> [Written exercise] Make an exact copy of the entries below with the pictures removed.

Stored data:
>> begin

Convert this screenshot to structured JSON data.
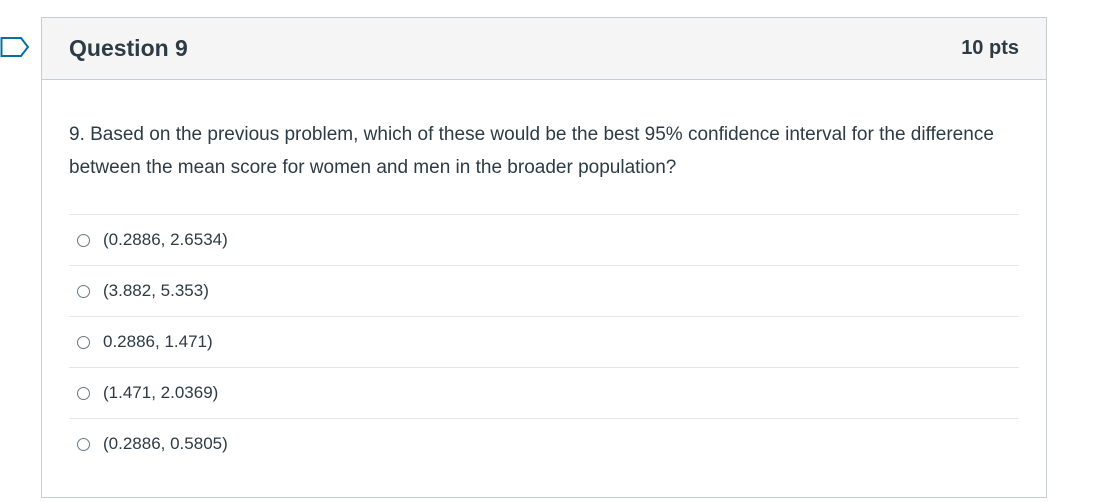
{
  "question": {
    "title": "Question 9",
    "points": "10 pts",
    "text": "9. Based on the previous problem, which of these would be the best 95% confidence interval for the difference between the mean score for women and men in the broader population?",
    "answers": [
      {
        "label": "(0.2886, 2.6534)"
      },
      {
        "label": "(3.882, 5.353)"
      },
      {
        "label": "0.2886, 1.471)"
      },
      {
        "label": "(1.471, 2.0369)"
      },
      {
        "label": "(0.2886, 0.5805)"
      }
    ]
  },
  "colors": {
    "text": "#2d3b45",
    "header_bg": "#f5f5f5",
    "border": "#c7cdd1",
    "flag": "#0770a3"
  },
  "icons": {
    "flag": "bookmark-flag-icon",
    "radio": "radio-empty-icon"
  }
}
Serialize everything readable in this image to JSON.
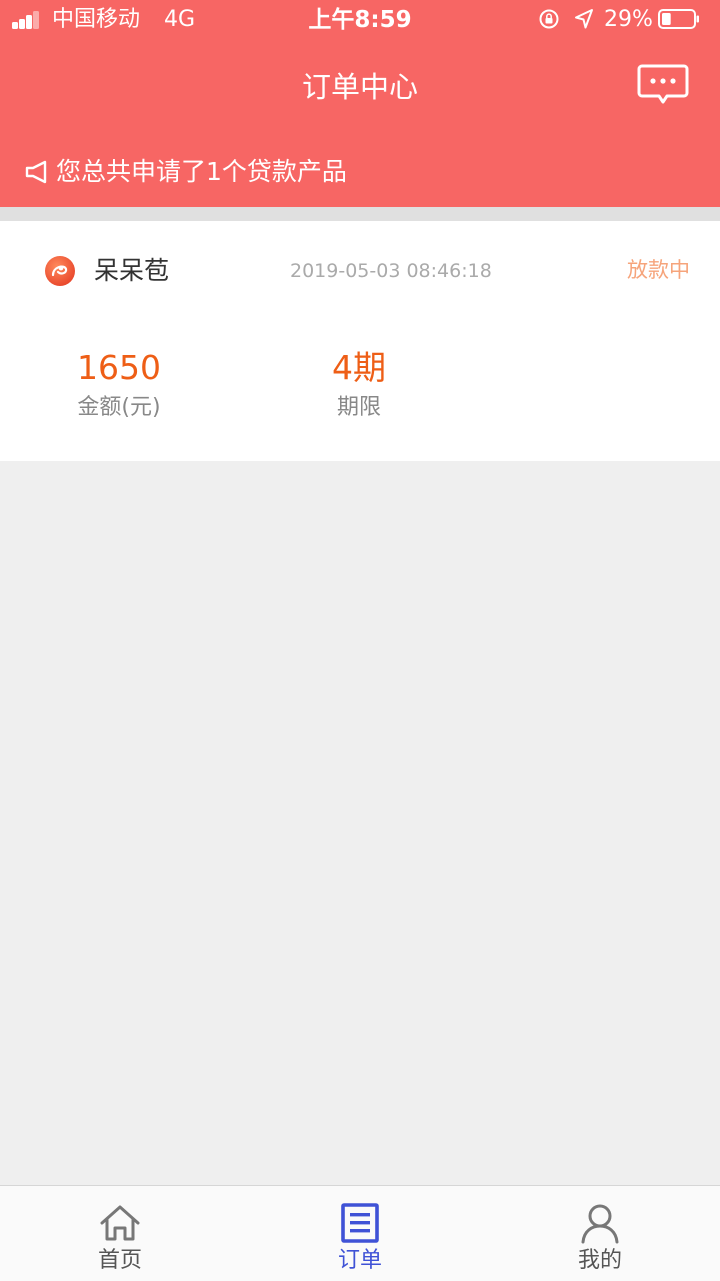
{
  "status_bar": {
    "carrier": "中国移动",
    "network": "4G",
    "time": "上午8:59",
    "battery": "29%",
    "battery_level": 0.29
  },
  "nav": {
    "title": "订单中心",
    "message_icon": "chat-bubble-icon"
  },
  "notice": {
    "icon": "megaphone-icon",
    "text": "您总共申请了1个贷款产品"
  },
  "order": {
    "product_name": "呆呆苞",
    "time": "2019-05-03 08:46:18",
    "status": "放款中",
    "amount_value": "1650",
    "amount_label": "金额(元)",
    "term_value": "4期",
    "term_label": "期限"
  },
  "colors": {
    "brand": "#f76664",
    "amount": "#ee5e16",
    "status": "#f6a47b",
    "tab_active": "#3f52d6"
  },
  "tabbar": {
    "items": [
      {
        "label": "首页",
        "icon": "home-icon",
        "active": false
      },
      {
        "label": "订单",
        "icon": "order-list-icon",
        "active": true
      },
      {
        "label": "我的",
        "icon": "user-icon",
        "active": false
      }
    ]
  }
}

>> end

> [Task output]
Convert this screenshot to structured JSON data.
{
  "question": {
    "title": "Question 9",
    "points": "10 pts",
    "text": "9. Based on the previous problem, which of these would be the best 95% confidence interval for the difference between the mean score for women and men in the broader population?",
    "answers": [
      {
        "label": "(0.2886, 2.6534)"
      },
      {
        "label": "(3.882, 5.353)"
      },
      {
        "label": "0.2886, 1.471)"
      },
      {
        "label": "(1.471, 2.0369)"
      },
      {
        "label": "(0.2886, 0.5805)"
      }
    ]
  },
  "colors": {
    "text": "#2d3b45",
    "header_bg": "#f5f5f5",
    "border": "#c7cdd1",
    "flag": "#0770a3"
  },
  "icons": {
    "flag": "bookmark-flag-icon",
    "radio": "radio-empty-icon"
  }
}
Serialize everything readable in this image to JSON.
{
  "status_bar": {
    "carrier": "中国移动",
    "network": "4G",
    "time": "上午8:59",
    "battery": "29%",
    "battery_level": 0.29
  },
  "nav": {
    "title": "订单中心",
    "message_icon": "chat-bubble-icon"
  },
  "notice": {
    "icon": "megaphone-icon",
    "text": "您总共申请了1个贷款产品"
  },
  "order": {
    "product_name": "呆呆苞",
    "time": "2019-05-03 08:46:18",
    "status": "放款中",
    "amount_value": "1650",
    "amount_label": "金额(元)",
    "term_value": "4期",
    "term_label": "期限"
  },
  "colors": {
    "brand": "#f76664",
    "amount": "#ee5e16",
    "status": "#f6a47b",
    "tab_active": "#3f52d6"
  },
  "tabbar": {
    "items": [
      {
        "label": "首页",
        "icon": "home-icon",
        "active": false
      },
      {
        "label": "订单",
        "icon": "order-list-icon",
        "active": true
      },
      {
        "label": "我的",
        "icon": "user-icon",
        "active": false
      }
    ]
  }
}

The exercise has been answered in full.